> **Prompt**
Each entry below should be returned exactly as is, with the pictures removed.

[Stored entries]
————

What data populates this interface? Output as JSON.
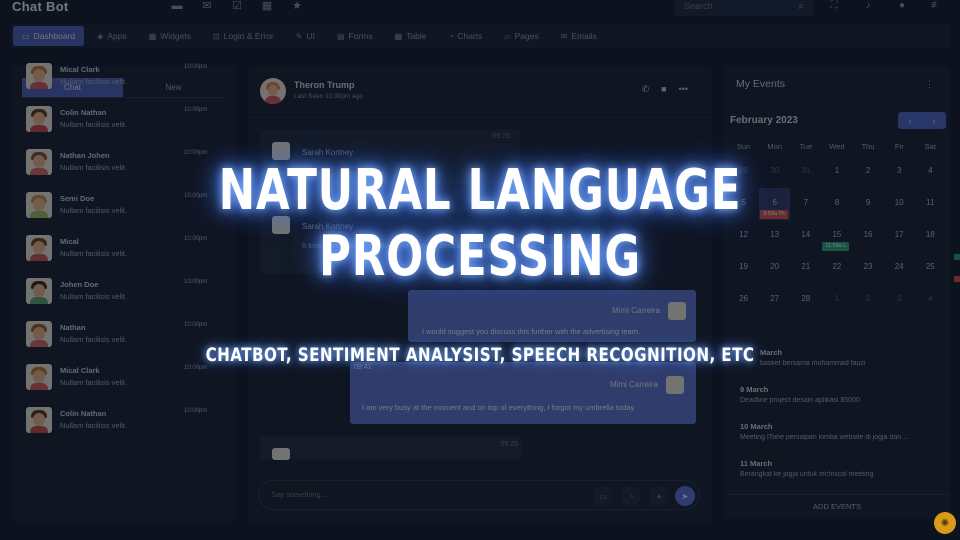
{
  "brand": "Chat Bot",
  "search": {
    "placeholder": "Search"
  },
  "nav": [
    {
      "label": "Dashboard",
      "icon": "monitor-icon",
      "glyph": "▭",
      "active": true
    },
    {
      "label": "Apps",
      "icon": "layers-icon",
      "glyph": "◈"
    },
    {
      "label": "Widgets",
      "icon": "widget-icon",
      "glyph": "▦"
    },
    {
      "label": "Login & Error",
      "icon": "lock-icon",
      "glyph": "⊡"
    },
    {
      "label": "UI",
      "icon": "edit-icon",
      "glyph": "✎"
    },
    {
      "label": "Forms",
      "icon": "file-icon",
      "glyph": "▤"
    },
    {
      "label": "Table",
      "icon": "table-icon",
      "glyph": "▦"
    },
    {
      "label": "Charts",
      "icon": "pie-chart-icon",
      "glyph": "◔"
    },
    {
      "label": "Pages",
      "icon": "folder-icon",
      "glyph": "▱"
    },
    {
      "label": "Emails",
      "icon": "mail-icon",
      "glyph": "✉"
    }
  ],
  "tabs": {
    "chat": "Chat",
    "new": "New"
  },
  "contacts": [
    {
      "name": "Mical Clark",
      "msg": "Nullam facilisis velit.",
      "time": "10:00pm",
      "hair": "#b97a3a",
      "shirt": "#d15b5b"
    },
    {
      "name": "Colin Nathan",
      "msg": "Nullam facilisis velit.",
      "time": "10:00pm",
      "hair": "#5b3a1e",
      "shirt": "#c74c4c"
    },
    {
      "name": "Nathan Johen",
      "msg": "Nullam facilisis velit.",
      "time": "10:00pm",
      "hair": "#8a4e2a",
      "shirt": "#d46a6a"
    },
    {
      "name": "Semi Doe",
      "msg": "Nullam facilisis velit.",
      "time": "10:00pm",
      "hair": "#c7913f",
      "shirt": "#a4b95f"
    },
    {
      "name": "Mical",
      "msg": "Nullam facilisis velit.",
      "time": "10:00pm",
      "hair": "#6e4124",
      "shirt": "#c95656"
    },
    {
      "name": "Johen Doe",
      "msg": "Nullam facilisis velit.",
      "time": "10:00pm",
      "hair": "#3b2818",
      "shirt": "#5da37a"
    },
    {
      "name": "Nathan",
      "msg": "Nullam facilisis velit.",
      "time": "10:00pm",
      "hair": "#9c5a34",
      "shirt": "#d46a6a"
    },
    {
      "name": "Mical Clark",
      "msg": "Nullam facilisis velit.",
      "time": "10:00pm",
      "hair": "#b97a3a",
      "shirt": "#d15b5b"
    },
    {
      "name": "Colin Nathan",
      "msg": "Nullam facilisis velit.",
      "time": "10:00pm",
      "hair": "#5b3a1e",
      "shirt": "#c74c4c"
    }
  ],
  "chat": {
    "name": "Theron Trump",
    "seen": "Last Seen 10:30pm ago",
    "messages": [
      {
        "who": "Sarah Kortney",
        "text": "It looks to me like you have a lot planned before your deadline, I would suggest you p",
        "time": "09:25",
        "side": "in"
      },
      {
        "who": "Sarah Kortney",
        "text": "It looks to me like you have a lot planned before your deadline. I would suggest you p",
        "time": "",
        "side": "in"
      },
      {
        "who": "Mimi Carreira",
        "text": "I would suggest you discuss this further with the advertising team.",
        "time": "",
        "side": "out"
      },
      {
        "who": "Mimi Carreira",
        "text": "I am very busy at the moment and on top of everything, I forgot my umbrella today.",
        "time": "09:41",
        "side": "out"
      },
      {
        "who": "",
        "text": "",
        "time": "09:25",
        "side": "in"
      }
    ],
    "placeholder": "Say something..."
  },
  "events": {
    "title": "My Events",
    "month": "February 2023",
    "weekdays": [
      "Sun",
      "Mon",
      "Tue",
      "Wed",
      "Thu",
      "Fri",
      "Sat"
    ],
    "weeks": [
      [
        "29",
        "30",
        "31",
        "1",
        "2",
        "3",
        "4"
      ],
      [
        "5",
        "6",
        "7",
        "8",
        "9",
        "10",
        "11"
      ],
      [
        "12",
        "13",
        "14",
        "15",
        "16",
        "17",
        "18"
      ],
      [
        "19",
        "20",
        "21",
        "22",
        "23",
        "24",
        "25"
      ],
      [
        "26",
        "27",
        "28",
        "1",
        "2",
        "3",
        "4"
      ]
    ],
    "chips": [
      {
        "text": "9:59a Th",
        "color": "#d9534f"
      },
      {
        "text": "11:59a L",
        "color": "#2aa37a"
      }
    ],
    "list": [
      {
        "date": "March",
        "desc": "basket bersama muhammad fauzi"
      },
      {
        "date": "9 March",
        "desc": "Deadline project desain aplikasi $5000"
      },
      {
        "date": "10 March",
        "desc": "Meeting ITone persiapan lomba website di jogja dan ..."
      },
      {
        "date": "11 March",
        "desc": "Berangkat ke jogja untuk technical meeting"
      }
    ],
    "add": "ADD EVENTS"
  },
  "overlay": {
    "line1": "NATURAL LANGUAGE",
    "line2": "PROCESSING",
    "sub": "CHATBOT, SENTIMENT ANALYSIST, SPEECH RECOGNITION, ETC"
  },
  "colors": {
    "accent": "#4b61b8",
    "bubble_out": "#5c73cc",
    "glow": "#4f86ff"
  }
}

————

> **Task result**
What data populates this interface? Output as JSON.
{
  "brand": "Chat Bot",
  "search": {
    "placeholder": "Search"
  },
  "nav": [
    {
      "label": "Dashboard",
      "icon": "monitor-icon",
      "glyph": "▭",
      "active": true
    },
    {
      "label": "Apps",
      "icon": "layers-icon",
      "glyph": "◈"
    },
    {
      "label": "Widgets",
      "icon": "widget-icon",
      "glyph": "▦"
    },
    {
      "label": "Login & Error",
      "icon": "lock-icon",
      "glyph": "⊡"
    },
    {
      "label": "UI",
      "icon": "edit-icon",
      "glyph": "✎"
    },
    {
      "label": "Forms",
      "icon": "file-icon",
      "glyph": "▤"
    },
    {
      "label": "Table",
      "icon": "table-icon",
      "glyph": "▦"
    },
    {
      "label": "Charts",
      "icon": "pie-chart-icon",
      "glyph": "◔"
    },
    {
      "label": "Pages",
      "icon": "folder-icon",
      "glyph": "▱"
    },
    {
      "label": "Emails",
      "icon": "mail-icon",
      "glyph": "✉"
    }
  ],
  "tabs": {
    "chat": "Chat",
    "new": "New"
  },
  "contacts": [
    {
      "name": "Mical Clark",
      "msg": "Nullam facilisis velit.",
      "time": "10:00pm",
      "hair": "#b97a3a",
      "shirt": "#d15b5b"
    },
    {
      "name": "Colin Nathan",
      "msg": "Nullam facilisis velit.",
      "time": "10:00pm",
      "hair": "#5b3a1e",
      "shirt": "#c74c4c"
    },
    {
      "name": "Nathan Johen",
      "msg": "Nullam facilisis velit.",
      "time": "10:00pm",
      "hair": "#8a4e2a",
      "shirt": "#d46a6a"
    },
    {
      "name": "Semi Doe",
      "msg": "Nullam facilisis velit.",
      "time": "10:00pm",
      "hair": "#c7913f",
      "shirt": "#a4b95f"
    },
    {
      "name": "Mical",
      "msg": "Nullam facilisis velit.",
      "time": "10:00pm",
      "hair": "#6e4124",
      "shirt": "#c95656"
    },
    {
      "name": "Johen Doe",
      "msg": "Nullam facilisis velit.",
      "time": "10:00pm",
      "hair": "#3b2818",
      "shirt": "#5da37a"
    },
    {
      "name": "Nathan",
      "msg": "Nullam facilisis velit.",
      "time": "10:00pm",
      "hair": "#9c5a34",
      "shirt": "#d46a6a"
    },
    {
      "name": "Mical Clark",
      "msg": "Nullam facilisis velit.",
      "time": "10:00pm",
      "hair": "#b97a3a",
      "shirt": "#d15b5b"
    },
    {
      "name": "Colin Nathan",
      "msg": "Nullam facilisis velit.",
      "time": "10:00pm",
      "hair": "#5b3a1e",
      "shirt": "#c74c4c"
    }
  ],
  "chat": {
    "name": "Theron Trump",
    "seen": "Last Seen 10:30pm ago",
    "messages": [
      {
        "who": "Sarah Kortney",
        "text": "It looks to me like you have a lot planned before your deadline, I would suggest you p",
        "time": "09:25",
        "side": "in"
      },
      {
        "who": "Sarah Kortney",
        "text": "It looks to me like you have a lot planned before your deadline. I would suggest you p",
        "time": "",
        "side": "in"
      },
      {
        "who": "Mimi Carreira",
        "text": "I would suggest you discuss this further with the advertising team.",
        "time": "",
        "side": "out"
      },
      {
        "who": "Mimi Carreira",
        "text": "I am very busy at the moment and on top of everything, I forgot my umbrella today.",
        "time": "09:41",
        "side": "out"
      },
      {
        "who": "",
        "text": "",
        "time": "09:25",
        "side": "in"
      }
    ],
    "placeholder": "Say something..."
  },
  "events": {
    "title": "My Events",
    "month": "February 2023",
    "weekdays": [
      "Sun",
      "Mon",
      "Tue",
      "Wed",
      "Thu",
      "Fri",
      "Sat"
    ],
    "weeks": [
      [
        "29",
        "30",
        "31",
        "1",
        "2",
        "3",
        "4"
      ],
      [
        "5",
        "6",
        "7",
        "8",
        "9",
        "10",
        "11"
      ],
      [
        "12",
        "13",
        "14",
        "15",
        "16",
        "17",
        "18"
      ],
      [
        "19",
        "20",
        "21",
        "22",
        "23",
        "24",
        "25"
      ],
      [
        "26",
        "27",
        "28",
        "1",
        "2",
        "3",
        "4"
      ]
    ],
    "chips": [
      {
        "text": "9:59a Th",
        "color": "#d9534f"
      },
      {
        "text": "11:59a L",
        "color": "#2aa37a"
      }
    ],
    "list": [
      {
        "date": "March",
        "desc": "basket bersama muhammad fauzi"
      },
      {
        "date": "9 March",
        "desc": "Deadline project desain aplikasi $5000"
      },
      {
        "date": "10 March",
        "desc": "Meeting ITone persiapan lomba website di jogja dan ..."
      },
      {
        "date": "11 March",
        "desc": "Berangkat ke jogja untuk technical meeting"
      }
    ],
    "add": "ADD EVENTS"
  },
  "overlay": {
    "line1": "NATURAL LANGUAGE",
    "line2": "PROCESSING",
    "sub": "CHATBOT, SENTIMENT ANALYSIST, SPEECH RECOGNITION, ETC"
  },
  "colors": {
    "accent": "#4b61b8",
    "bubble_out": "#5c73cc",
    "glow": "#4f86ff"
  }
}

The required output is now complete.